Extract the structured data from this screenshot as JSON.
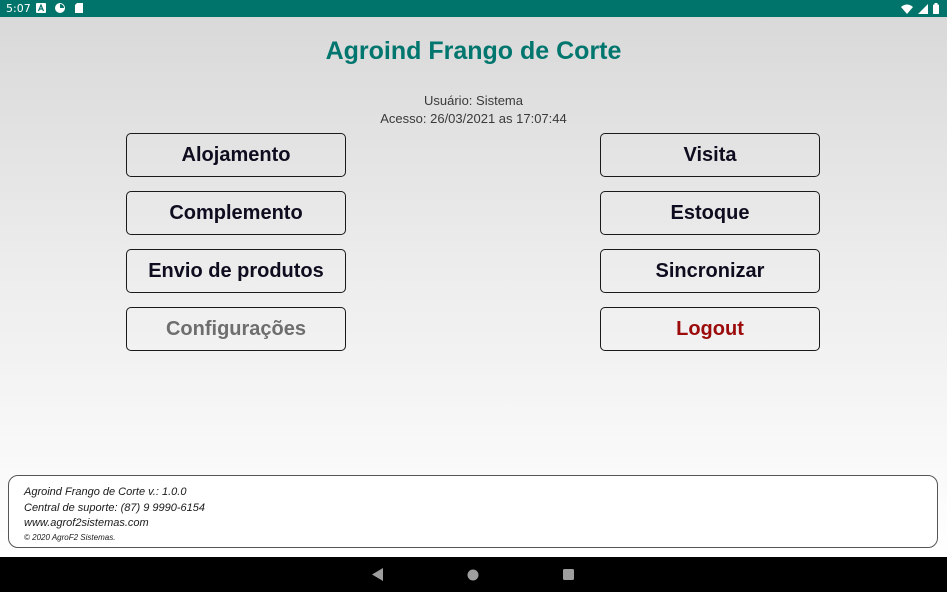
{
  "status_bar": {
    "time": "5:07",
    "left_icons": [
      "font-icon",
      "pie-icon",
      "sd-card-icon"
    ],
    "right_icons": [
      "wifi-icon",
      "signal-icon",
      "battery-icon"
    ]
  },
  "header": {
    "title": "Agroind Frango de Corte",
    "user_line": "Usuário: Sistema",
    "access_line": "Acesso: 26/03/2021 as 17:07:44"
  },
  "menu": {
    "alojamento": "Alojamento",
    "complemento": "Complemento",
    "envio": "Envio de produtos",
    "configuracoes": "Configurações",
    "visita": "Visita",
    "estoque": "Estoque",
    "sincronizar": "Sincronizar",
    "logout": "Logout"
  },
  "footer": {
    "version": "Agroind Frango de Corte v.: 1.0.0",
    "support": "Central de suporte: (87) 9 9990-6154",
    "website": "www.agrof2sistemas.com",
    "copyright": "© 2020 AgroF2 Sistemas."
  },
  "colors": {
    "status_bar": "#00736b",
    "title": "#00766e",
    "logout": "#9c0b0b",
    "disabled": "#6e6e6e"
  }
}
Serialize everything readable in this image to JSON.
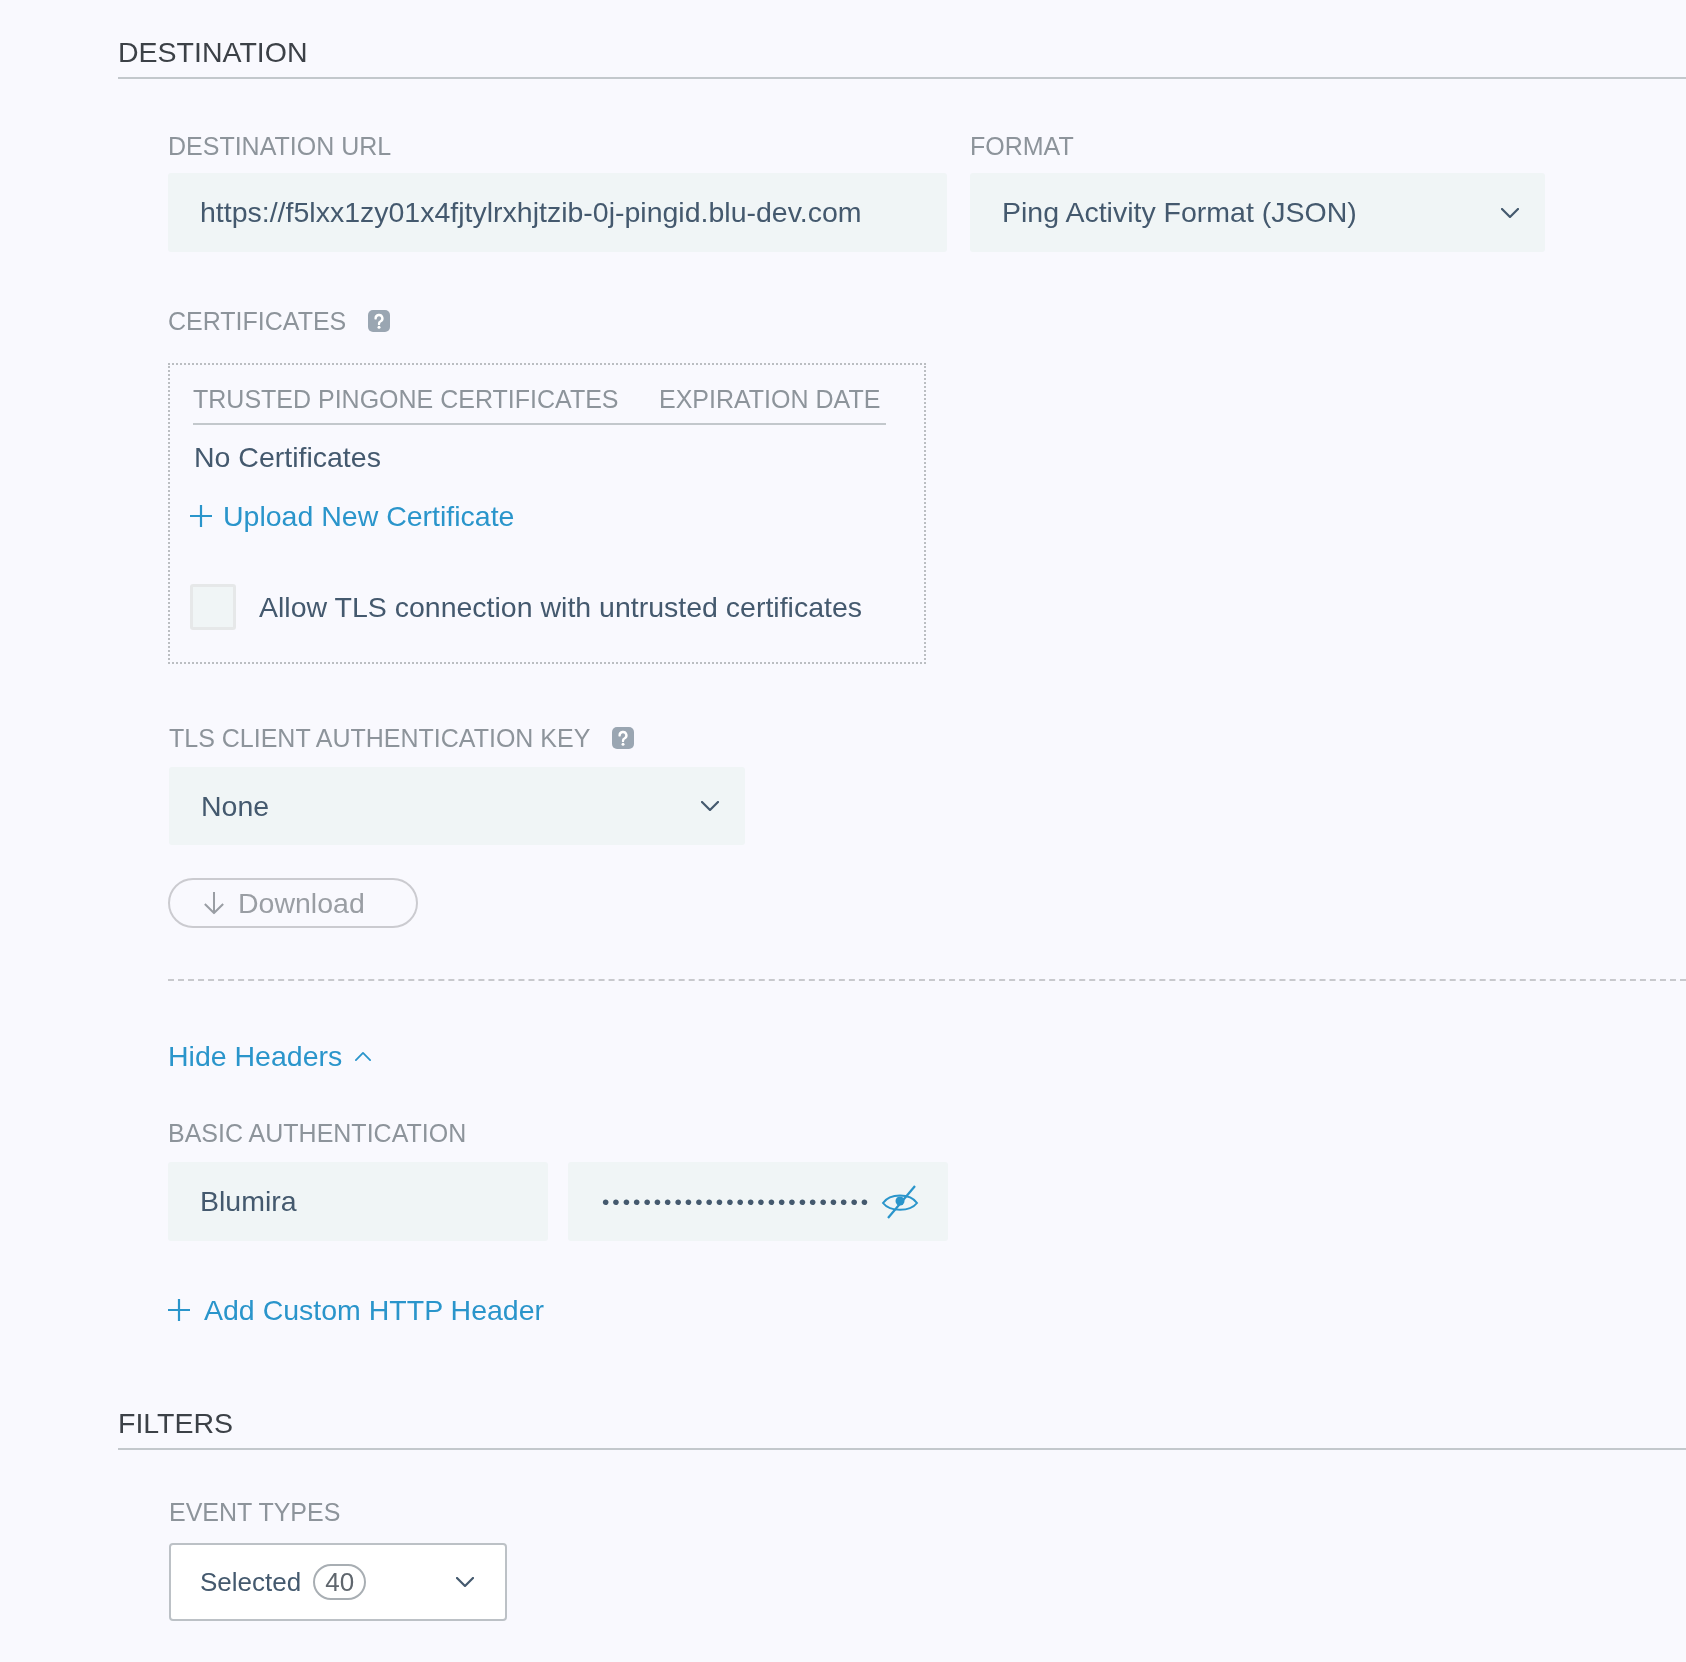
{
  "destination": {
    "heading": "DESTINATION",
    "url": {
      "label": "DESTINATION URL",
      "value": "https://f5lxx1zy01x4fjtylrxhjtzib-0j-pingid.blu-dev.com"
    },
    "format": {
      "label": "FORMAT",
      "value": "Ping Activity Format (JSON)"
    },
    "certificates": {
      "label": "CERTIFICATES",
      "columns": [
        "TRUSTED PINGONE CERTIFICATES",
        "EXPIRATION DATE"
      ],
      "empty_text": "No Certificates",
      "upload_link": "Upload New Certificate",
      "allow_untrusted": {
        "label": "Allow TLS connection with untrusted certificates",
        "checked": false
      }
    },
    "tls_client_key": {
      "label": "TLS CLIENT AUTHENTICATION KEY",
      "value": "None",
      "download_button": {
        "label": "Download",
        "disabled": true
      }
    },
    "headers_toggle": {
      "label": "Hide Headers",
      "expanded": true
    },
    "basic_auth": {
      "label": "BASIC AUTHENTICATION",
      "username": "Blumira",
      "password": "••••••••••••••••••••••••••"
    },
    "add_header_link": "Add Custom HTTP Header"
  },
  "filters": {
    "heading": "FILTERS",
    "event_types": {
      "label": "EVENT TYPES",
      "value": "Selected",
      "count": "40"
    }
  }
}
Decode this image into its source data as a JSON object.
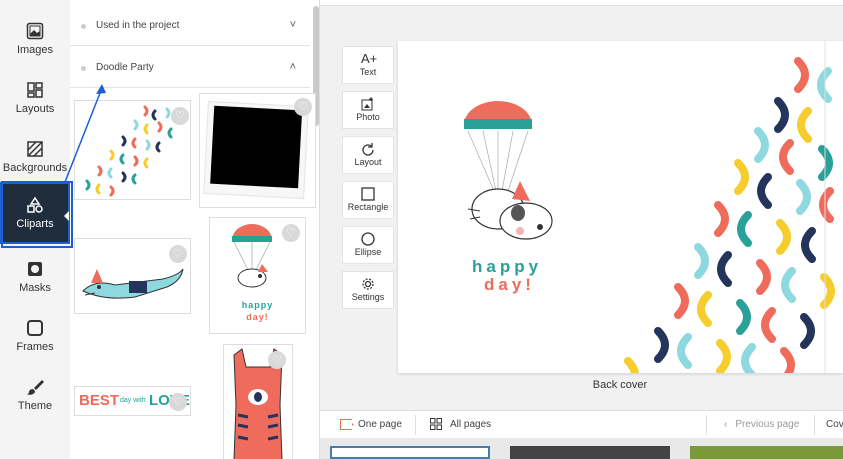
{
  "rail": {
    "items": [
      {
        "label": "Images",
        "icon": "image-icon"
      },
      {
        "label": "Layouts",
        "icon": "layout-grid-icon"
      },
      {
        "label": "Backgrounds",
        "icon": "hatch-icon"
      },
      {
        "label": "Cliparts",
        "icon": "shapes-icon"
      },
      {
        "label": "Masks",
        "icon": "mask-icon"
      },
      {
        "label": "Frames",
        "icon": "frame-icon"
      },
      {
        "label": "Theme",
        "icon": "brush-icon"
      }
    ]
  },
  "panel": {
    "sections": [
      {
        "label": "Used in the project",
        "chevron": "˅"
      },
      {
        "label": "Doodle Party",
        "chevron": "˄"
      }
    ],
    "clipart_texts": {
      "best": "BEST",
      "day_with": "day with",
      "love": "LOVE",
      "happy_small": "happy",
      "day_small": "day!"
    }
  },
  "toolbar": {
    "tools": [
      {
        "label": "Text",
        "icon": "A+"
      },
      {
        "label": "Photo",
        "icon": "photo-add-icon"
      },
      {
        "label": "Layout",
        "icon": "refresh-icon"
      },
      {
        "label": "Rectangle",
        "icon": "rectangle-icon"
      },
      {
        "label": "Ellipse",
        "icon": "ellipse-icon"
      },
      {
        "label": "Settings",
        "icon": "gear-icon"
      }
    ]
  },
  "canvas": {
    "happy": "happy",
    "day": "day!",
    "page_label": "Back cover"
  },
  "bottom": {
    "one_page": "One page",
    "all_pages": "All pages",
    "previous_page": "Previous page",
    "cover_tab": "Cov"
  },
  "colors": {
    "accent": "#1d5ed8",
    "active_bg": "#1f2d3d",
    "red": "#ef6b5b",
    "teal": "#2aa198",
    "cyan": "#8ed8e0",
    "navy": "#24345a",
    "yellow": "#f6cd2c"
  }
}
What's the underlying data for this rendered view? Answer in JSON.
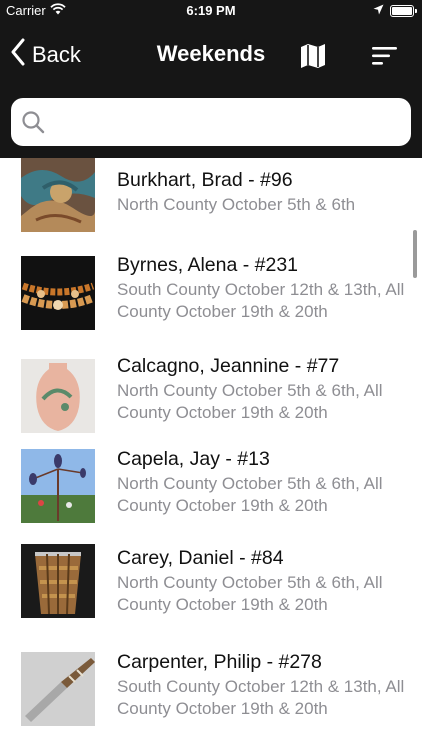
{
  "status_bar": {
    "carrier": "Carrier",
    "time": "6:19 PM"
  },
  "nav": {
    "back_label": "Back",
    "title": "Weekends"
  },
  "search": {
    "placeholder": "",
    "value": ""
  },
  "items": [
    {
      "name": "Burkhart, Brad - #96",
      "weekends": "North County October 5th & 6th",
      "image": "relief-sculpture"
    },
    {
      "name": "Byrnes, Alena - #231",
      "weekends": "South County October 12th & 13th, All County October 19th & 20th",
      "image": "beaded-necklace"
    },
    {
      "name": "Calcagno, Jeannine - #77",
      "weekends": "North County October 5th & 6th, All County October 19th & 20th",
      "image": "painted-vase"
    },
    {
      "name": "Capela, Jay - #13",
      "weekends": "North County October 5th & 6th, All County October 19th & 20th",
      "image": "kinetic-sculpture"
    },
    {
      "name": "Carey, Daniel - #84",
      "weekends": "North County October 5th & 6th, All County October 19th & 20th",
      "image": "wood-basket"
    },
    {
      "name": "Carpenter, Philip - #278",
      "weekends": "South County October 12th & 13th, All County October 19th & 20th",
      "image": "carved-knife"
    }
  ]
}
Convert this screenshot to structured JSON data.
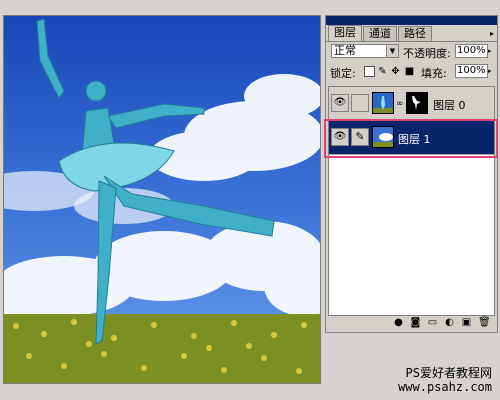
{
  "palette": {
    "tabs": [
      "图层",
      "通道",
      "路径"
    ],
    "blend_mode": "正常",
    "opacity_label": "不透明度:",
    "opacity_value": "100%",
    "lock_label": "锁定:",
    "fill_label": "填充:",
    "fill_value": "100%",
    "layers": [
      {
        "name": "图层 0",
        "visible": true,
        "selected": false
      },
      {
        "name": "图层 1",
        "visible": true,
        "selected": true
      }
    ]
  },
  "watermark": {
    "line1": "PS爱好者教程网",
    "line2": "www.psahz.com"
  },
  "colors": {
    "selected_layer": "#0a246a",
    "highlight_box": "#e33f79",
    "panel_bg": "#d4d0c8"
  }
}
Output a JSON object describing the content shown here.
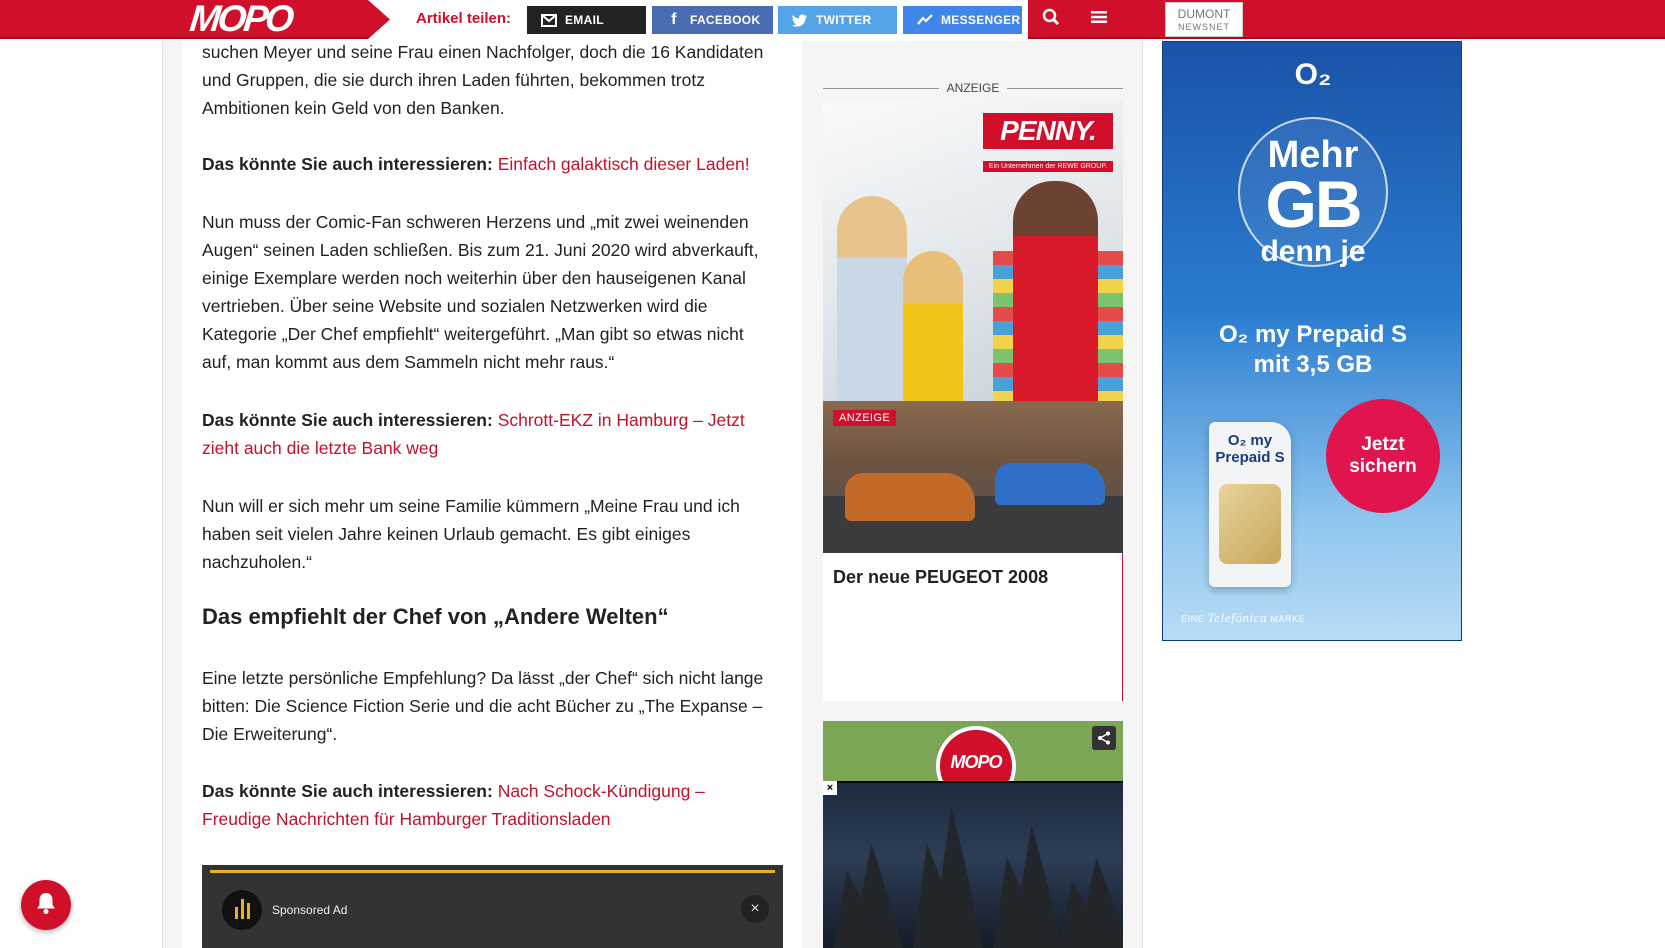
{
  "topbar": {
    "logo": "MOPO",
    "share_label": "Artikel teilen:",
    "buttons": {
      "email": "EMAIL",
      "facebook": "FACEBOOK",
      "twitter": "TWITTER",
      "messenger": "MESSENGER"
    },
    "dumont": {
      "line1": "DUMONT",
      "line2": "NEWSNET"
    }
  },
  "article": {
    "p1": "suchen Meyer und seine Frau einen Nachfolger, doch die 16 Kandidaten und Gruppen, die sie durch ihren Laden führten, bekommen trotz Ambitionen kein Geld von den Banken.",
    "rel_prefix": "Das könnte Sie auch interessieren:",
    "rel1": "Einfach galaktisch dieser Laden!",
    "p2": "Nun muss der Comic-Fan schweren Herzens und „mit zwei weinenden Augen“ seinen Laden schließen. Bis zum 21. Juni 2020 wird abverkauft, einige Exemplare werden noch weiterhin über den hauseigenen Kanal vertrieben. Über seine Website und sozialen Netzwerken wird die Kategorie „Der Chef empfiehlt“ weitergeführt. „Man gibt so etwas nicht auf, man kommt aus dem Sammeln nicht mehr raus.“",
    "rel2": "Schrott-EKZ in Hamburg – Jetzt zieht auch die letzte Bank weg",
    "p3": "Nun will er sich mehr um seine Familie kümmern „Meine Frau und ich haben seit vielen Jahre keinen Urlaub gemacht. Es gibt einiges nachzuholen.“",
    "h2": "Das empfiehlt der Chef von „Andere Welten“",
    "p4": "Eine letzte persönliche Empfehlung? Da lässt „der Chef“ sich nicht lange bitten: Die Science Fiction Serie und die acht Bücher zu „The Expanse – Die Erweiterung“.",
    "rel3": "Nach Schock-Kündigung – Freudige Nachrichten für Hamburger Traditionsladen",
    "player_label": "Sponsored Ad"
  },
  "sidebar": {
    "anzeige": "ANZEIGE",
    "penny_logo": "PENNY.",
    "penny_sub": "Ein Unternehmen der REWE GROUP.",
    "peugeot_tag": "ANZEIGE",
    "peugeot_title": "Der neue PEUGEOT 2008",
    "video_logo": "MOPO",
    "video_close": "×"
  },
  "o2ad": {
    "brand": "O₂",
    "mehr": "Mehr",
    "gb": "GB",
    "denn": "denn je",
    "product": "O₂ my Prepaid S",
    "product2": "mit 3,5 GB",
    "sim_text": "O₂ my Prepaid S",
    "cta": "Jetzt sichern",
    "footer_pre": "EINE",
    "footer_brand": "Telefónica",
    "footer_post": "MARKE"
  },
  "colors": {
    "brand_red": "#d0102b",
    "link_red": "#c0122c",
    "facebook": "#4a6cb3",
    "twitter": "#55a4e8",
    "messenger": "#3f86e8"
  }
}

--*--

What to produce
Pick out every line above that holds the word "messenger" and copy it.

Finished exercise
      "messenger": "MESSENGER"
    "messenger": "#3f86e8"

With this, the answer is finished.